Directions >> Identify every line in the records below that contains the word "principles", and reproduce each one.

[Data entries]
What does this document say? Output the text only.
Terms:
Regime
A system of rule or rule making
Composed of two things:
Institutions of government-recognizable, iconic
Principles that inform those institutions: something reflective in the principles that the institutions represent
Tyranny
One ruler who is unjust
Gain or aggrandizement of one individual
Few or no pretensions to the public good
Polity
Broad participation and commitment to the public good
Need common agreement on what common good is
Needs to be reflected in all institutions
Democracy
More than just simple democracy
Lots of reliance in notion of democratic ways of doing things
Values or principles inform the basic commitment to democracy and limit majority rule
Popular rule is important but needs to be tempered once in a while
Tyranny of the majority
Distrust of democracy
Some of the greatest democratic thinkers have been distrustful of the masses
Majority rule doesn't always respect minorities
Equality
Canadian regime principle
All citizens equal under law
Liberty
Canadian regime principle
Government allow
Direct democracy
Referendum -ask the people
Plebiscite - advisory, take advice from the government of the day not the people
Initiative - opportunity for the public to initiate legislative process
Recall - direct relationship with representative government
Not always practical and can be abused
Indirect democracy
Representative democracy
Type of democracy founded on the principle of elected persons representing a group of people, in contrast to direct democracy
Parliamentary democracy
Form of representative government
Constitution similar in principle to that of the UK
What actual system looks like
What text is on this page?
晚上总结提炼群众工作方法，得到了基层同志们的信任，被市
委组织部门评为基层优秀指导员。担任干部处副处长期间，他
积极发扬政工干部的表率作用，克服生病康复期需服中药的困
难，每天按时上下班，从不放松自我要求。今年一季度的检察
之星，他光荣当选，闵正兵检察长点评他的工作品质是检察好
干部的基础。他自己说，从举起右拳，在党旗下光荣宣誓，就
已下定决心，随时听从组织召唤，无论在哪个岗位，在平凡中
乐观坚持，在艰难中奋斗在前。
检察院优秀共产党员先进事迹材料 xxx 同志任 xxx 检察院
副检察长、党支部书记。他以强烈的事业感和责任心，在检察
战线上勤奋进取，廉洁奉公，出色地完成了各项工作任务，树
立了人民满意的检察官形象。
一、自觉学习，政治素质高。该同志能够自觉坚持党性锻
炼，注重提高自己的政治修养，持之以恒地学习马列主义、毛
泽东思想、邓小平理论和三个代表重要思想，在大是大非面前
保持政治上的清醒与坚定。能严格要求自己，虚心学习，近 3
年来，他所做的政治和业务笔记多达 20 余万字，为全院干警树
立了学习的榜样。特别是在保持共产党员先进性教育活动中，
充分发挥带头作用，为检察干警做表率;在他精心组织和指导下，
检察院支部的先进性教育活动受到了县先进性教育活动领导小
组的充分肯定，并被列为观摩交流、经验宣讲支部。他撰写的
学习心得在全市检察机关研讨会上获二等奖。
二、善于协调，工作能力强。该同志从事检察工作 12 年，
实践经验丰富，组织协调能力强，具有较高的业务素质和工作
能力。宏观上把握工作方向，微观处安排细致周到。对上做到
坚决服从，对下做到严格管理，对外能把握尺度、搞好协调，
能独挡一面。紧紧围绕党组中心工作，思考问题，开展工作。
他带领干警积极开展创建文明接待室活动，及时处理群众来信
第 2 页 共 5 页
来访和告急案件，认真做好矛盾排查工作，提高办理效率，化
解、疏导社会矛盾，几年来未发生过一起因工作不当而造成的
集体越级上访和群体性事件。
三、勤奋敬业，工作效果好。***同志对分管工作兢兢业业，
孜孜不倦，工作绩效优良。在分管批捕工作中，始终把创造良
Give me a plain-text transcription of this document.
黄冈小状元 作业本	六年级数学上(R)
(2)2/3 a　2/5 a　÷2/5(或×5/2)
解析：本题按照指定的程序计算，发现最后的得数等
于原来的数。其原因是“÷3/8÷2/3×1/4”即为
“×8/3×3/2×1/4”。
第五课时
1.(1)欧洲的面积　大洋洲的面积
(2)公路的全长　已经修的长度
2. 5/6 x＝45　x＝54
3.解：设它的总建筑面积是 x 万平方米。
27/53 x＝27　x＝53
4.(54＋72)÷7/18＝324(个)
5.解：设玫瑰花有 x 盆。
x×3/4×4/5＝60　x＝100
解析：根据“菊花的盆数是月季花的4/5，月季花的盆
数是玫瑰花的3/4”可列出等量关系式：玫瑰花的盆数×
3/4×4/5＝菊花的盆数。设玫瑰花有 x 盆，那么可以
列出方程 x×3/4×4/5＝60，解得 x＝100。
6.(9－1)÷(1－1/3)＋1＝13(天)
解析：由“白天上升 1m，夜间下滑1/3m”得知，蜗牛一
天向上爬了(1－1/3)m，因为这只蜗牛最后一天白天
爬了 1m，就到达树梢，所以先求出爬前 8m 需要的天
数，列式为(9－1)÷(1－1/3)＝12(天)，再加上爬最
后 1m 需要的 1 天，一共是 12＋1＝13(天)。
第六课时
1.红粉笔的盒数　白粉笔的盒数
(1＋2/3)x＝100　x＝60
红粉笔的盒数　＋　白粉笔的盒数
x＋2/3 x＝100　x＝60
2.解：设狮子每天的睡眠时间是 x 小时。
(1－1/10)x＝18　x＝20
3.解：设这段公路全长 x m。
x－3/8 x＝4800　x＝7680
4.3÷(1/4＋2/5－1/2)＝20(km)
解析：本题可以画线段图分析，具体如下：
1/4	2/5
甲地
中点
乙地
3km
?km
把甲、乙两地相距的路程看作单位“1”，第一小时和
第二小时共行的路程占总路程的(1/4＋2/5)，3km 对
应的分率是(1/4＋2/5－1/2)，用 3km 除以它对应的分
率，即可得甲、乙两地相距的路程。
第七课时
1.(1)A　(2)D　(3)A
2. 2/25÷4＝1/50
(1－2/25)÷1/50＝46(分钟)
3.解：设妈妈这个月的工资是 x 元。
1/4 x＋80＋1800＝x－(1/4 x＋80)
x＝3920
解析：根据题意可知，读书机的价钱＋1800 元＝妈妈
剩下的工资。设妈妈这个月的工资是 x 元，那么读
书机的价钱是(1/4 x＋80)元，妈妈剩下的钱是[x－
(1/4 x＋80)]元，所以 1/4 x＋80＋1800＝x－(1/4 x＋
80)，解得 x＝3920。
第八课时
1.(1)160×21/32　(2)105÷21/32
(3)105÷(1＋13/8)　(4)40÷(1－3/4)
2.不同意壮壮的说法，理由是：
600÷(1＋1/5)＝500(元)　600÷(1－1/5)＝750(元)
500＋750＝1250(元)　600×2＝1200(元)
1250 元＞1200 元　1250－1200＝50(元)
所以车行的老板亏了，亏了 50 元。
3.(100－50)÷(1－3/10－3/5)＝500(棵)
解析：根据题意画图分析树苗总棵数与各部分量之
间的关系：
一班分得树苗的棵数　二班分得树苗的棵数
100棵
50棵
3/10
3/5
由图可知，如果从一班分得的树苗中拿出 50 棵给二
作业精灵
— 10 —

Answer >>
Principles that inform those institutions: something reflective in the principles that the institutions represent
Values or principles inform the basic commitment to democracy and limit majority rule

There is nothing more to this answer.